**What is required:**
State how many lines of the data contain the word "case", and write nothing besides the number.

**Dataset entries:**
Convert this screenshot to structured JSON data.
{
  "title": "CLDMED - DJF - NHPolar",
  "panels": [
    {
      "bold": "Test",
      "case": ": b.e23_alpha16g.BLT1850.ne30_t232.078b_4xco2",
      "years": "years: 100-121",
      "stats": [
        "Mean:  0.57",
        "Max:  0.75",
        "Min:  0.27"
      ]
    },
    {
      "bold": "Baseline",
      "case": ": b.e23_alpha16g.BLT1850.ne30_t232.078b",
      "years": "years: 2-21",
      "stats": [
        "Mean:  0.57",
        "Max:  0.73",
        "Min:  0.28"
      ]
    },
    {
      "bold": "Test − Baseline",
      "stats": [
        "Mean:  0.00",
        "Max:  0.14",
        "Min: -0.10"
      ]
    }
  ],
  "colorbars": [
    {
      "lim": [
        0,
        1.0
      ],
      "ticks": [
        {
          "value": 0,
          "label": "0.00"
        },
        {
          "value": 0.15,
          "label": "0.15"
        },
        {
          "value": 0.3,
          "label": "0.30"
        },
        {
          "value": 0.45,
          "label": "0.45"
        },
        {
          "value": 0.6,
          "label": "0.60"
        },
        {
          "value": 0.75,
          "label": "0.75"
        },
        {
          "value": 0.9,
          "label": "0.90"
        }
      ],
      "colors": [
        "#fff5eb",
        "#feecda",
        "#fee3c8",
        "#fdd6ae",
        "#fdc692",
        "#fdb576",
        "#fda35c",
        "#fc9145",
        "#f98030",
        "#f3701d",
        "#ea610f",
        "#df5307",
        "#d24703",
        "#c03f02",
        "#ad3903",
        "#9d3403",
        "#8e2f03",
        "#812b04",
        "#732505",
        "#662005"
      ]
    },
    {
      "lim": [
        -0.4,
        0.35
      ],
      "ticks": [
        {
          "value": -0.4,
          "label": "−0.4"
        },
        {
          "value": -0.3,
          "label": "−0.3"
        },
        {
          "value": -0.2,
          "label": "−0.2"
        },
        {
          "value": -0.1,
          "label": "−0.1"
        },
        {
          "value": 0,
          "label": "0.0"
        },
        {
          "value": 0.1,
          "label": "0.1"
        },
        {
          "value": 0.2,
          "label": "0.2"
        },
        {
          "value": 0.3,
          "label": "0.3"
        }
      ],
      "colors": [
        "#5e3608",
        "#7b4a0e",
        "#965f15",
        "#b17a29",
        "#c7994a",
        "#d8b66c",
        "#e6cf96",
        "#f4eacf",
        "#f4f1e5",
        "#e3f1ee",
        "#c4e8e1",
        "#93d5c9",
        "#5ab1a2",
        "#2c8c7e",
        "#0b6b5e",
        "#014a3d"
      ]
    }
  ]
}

**Task answer:**
2